Your task is to transcribe all of the records exactly and leave out the pictures.

>> Start Data for this exercise

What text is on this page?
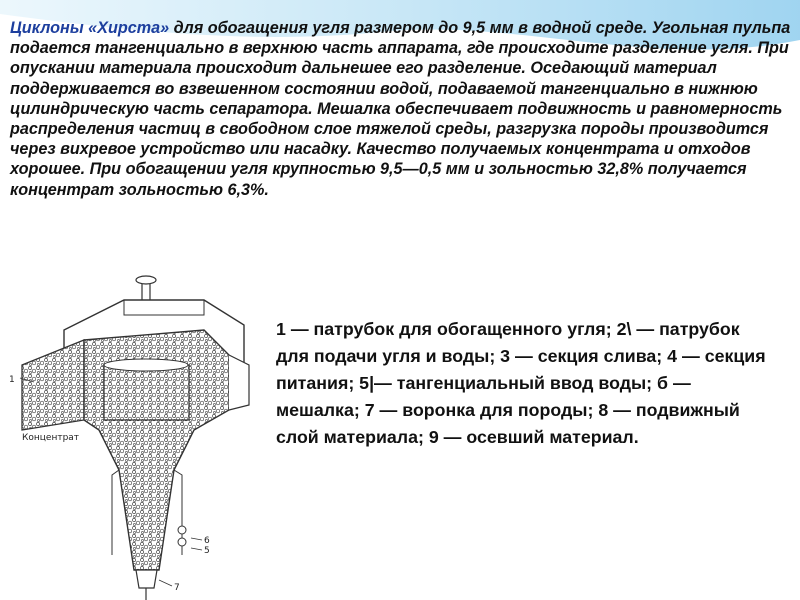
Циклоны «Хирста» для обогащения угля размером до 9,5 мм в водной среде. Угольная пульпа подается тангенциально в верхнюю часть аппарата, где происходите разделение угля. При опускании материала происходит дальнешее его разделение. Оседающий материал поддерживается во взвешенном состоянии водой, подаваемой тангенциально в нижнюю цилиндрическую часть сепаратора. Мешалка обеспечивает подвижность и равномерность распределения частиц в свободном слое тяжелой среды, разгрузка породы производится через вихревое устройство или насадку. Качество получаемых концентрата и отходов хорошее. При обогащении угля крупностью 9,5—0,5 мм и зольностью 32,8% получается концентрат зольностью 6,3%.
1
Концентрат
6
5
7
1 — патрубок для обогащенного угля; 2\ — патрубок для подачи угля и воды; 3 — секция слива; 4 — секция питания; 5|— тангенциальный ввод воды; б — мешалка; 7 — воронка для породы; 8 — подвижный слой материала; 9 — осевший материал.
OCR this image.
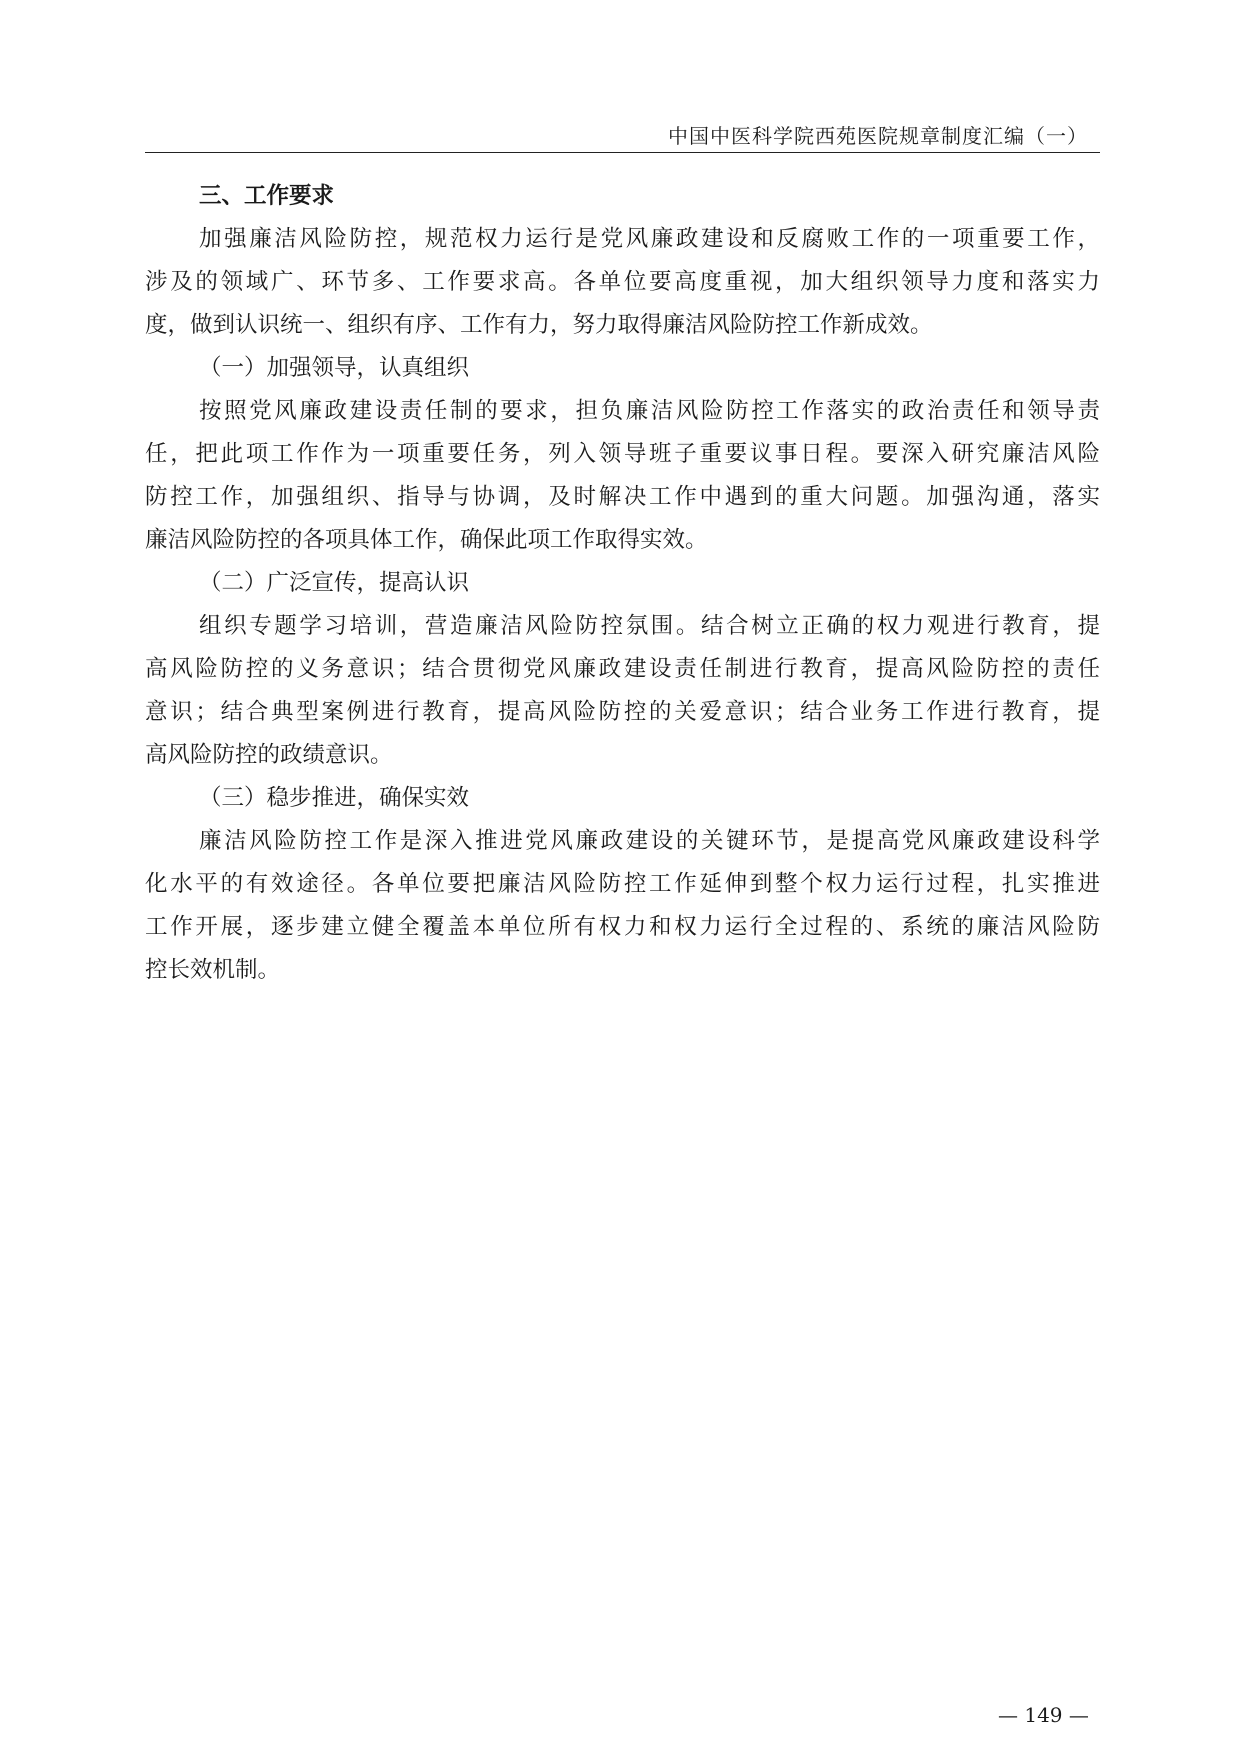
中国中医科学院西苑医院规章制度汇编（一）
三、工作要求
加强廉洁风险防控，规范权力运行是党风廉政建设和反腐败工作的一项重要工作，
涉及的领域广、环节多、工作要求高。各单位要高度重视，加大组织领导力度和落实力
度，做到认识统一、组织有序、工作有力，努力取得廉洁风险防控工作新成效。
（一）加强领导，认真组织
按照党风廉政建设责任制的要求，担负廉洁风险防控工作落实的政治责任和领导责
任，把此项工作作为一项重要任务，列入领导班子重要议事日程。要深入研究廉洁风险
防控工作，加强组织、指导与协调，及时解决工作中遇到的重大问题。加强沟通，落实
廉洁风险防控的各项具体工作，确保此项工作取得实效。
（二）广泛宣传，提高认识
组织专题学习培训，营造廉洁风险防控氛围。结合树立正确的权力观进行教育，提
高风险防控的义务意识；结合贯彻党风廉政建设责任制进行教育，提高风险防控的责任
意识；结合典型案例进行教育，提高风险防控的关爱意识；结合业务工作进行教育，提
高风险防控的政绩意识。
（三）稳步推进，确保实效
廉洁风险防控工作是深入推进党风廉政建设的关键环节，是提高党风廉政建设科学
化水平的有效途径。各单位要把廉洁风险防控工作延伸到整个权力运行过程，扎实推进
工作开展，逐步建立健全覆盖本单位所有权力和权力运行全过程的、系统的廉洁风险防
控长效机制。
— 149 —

>> End Data for this exercise

■ Written answer ■
What text is on this page?
Циклоны «Хирста» для обогащения угля размером до 9,5 мм в водной среде. Угольная пульпа подается тангенциально в верхнюю часть аппарата, где происходите разделение угля. При опускании материала происходит дальнешее его разделение. Оседающий материал поддерживается во взвешенном состоянии водой, подаваемой тангенциально в нижнюю цилиндрическую часть сепаратора. Мешалка обеспечивает подвижность и равномерность распределения частиц в свободном слое тяжелой среды, разгрузка породы производится через вихревое устройство или насадку. Качество получаемых концентрата и отходов хорошее. При обогащении угля крупностью 9,5—0,5 мм и зольностью 32,8% получается концентрат зольностью 6,3%.
1
Концентрат
6
5
7
1 — патрубок для обогащенного угля; 2\ — патрубок для подачи угля и воды; 3 — секция слива; 4 — секция питания; 5|— тангенциальный ввод воды; б — мешалка; 7 — воронка для породы; 8 — подвижный слой материала; 9 — осевший материал.
OCR this image.
中国中医科学院西苑医院规章制度汇编（一）
三、工作要求
加强廉洁风险防控，规范权力运行是党风廉政建设和反腐败工作的一项重要工作，
涉及的领域广、环节多、工作要求高。各单位要高度重视，加大组织领导力度和落实力
度，做到认识统一、组织有序、工作有力，努力取得廉洁风险防控工作新成效。
（一）加强领导，认真组织
按照党风廉政建设责任制的要求，担负廉洁风险防控工作落实的政治责任和领导责
任，把此项工作作为一项重要任务，列入领导班子重要议事日程。要深入研究廉洁风险
防控工作，加强组织、指导与协调，及时解决工作中遇到的重大问题。加强沟通，落实
廉洁风险防控的各项具体工作，确保此项工作取得实效。
（二）广泛宣传，提高认识
组织专题学习培训，营造廉洁风险防控氛围。结合树立正确的权力观进行教育，提
高风险防控的义务意识；结合贯彻党风廉政建设责任制进行教育，提高风险防控的责任
意识；结合典型案例进行教育，提高风险防控的关爱意识；结合业务工作进行教育，提
高风险防控的政绩意识。
（三）稳步推进，确保实效
廉洁风险防控工作是深入推进党风廉政建设的关键环节，是提高党风廉政建设科学
化水平的有效途径。各单位要把廉洁风险防控工作延伸到整个权力运行过程，扎实推进
工作开展，逐步建立健全覆盖本单位所有权力和权力运行全过程的、系统的廉洁风险防
控长效机制。
— 149 —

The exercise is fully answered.